Dataset rows

** start **

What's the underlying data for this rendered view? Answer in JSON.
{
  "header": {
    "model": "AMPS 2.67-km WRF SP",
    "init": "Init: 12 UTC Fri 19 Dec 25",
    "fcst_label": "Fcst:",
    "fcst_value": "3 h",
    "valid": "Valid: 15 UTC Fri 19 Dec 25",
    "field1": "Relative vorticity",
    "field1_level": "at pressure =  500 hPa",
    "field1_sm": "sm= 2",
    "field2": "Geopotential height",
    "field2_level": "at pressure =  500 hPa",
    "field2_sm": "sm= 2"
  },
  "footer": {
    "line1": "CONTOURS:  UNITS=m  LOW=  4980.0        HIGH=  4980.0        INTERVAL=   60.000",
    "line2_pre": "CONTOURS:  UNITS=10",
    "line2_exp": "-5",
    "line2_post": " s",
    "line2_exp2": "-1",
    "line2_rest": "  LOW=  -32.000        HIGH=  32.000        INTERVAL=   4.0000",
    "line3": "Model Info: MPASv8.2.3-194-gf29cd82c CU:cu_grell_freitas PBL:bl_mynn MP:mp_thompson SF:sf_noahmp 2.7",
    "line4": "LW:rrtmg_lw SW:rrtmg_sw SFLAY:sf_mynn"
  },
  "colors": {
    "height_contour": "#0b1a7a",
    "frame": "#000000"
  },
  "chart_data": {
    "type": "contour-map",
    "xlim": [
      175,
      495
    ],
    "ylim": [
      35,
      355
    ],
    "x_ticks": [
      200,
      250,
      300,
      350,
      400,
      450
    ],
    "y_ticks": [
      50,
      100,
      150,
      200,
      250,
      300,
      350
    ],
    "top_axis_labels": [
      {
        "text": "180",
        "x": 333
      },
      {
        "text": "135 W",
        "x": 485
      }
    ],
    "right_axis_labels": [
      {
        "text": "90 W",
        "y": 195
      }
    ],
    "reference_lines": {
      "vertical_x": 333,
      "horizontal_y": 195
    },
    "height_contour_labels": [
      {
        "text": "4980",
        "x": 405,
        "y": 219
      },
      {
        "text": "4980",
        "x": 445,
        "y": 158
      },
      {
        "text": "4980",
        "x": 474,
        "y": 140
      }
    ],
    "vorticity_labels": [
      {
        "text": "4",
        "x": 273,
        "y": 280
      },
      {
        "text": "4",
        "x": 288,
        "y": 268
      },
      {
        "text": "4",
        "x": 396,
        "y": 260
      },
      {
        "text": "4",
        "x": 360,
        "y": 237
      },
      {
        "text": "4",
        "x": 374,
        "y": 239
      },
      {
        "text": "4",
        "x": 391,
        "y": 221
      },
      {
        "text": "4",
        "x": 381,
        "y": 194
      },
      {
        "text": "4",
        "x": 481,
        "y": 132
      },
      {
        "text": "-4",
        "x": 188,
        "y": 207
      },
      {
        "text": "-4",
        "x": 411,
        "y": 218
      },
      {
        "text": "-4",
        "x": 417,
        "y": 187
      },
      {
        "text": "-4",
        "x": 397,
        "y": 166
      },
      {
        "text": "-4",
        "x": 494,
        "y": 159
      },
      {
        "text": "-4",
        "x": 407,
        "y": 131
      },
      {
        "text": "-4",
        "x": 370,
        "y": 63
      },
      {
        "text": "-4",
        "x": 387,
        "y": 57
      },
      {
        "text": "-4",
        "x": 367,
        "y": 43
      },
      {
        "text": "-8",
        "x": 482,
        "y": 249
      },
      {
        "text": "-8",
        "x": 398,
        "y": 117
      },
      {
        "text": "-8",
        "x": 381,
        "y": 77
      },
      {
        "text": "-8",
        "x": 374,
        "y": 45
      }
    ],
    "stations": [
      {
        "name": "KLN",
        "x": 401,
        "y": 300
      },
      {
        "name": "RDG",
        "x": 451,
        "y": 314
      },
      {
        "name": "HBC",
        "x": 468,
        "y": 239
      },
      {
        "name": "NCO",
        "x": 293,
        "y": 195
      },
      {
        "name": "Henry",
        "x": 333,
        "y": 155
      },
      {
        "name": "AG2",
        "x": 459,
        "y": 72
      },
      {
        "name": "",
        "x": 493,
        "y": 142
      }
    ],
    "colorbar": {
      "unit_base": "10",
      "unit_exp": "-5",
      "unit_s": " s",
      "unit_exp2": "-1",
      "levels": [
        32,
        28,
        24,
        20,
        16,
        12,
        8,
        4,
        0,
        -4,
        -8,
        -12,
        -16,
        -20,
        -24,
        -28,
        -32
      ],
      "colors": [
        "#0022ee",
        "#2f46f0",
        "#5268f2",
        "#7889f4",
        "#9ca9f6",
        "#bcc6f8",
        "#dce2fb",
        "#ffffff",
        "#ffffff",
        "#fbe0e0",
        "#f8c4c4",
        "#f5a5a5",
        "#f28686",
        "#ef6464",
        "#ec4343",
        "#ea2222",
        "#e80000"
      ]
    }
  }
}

** end **

Please return the data above exactly as given.

What's the underlying data for this rendered view? Answer in JSON.
{
  "header": {
    "model": "AMPS 2.67-km WRF SP",
    "init": "Init: 12 UTC Fri 19 Dec 25",
    "fcst_label": "Fcst:",
    "fcst_value": "3 h",
    "valid": "Valid: 15 UTC Fri 19 Dec 25",
    "field1": "Relative vorticity",
    "field1_level": "at pressure =  500 hPa",
    "field1_sm": "sm= 2",
    "field2": "Geopotential height",
    "field2_level": "at pressure =  500 hPa",
    "field2_sm": "sm= 2"
  },
  "footer": {
    "line1": "CONTOURS:  UNITS=m  LOW=  4980.0        HIGH=  4980.0        INTERVAL=   60.000",
    "line2_pre": "CONTOURS:  UNITS=10",
    "line2_exp": "-5",
    "line2_post": " s",
    "line2_exp2": "-1",
    "line2_rest": "  LOW=  -32.000        HIGH=  32.000        INTERVAL=   4.0000",
    "line3": "Model Info: MPASv8.2.3-194-gf29cd82c CU:cu_grell_freitas PBL:bl_mynn MP:mp_thompson SF:sf_noahmp 2.7",
    "line4": "LW:rrtmg_lw SW:rrtmg_sw SFLAY:sf_mynn"
  },
  "colors": {
    "height_contour": "#0b1a7a",
    "frame": "#000000"
  },
  "chart_data": {
    "type": "contour-map",
    "xlim": [
      175,
      495
    ],
    "ylim": [
      35,
      355
    ],
    "x_ticks": [
      200,
      250,
      300,
      350,
      400,
      450
    ],
    "y_ticks": [
      50,
      100,
      150,
      200,
      250,
      300,
      350
    ],
    "top_axis_labels": [
      {
        "text": "180",
        "x": 333
      },
      {
        "text": "135 W",
        "x": 485
      }
    ],
    "right_axis_labels": [
      {
        "text": "90 W",
        "y": 195
      }
    ],
    "reference_lines": {
      "vertical_x": 333,
      "horizontal_y": 195
    },
    "height_contour_labels": [
      {
        "text": "4980",
        "x": 405,
        "y": 219
      },
      {
        "text": "4980",
        "x": 445,
        "y": 158
      },
      {
        "text": "4980",
        "x": 474,
        "y": 140
      }
    ],
    "vorticity_labels": [
      {
        "text": "4",
        "x": 273,
        "y": 280
      },
      {
        "text": "4",
        "x": 288,
        "y": 268
      },
      {
        "text": "4",
        "x": 396,
        "y": 260
      },
      {
        "text": "4",
        "x": 360,
        "y": 237
      },
      {
        "text": "4",
        "x": 374,
        "y": 239
      },
      {
        "text": "4",
        "x": 391,
        "y": 221
      },
      {
        "text": "4",
        "x": 381,
        "y": 194
      },
      {
        "text": "4",
        "x": 481,
        "y": 132
      },
      {
        "text": "-4",
        "x": 188,
        "y": 207
      },
      {
        "text": "-4",
        "x": 411,
        "y": 218
      },
      {
        "text": "-4",
        "x": 417,
        "y": 187
      },
      {
        "text": "-4",
        "x": 397,
        "y": 166
      },
      {
        "text": "-4",
        "x": 494,
        "y": 159
      },
      {
        "text": "-4",
        "x": 407,
        "y": 131
      },
      {
        "text": "-4",
        "x": 370,
        "y": 63
      },
      {
        "text": "-4",
        "x": 387,
        "y": 57
      },
      {
        "text": "-4",
        "x": 367,
        "y": 43
      },
      {
        "text": "-8",
        "x": 482,
        "y": 249
      },
      {
        "text": "-8",
        "x": 398,
        "y": 117
      },
      {
        "text": "-8",
        "x": 381,
        "y": 77
      },
      {
        "text": "-8",
        "x": 374,
        "y": 45
      }
    ],
    "stations": [
      {
        "name": "KLN",
        "x": 401,
        "y": 300
      },
      {
        "name": "RDG",
        "x": 451,
        "y": 314
      },
      {
        "name": "HBC",
        "x": 468,
        "y": 239
      },
      {
        "name": "NCO",
        "x": 293,
        "y": 195
      },
      {
        "name": "Henry",
        "x": 333,
        "y": 155
      },
      {
        "name": "AG2",
        "x": 459,
        "y": 72
      },
      {
        "name": "",
        "x": 493,
        "y": 142
      }
    ],
    "colorbar": {
      "unit_base": "10",
      "unit_exp": "-5",
      "unit_s": " s",
      "unit_exp2": "-1",
      "levels": [
        32,
        28,
        24,
        20,
        16,
        12,
        8,
        4,
        0,
        -4,
        -8,
        -12,
        -16,
        -20,
        -24,
        -28,
        -32
      ],
      "colors": [
        "#0022ee",
        "#2f46f0",
        "#5268f2",
        "#7889f4",
        "#9ca9f6",
        "#bcc6f8",
        "#dce2fb",
        "#ffffff",
        "#ffffff",
        "#fbe0e0",
        "#f8c4c4",
        "#f5a5a5",
        "#f28686",
        "#ef6464",
        "#ec4343",
        "#ea2222",
        "#e80000"
      ]
    }
  }
}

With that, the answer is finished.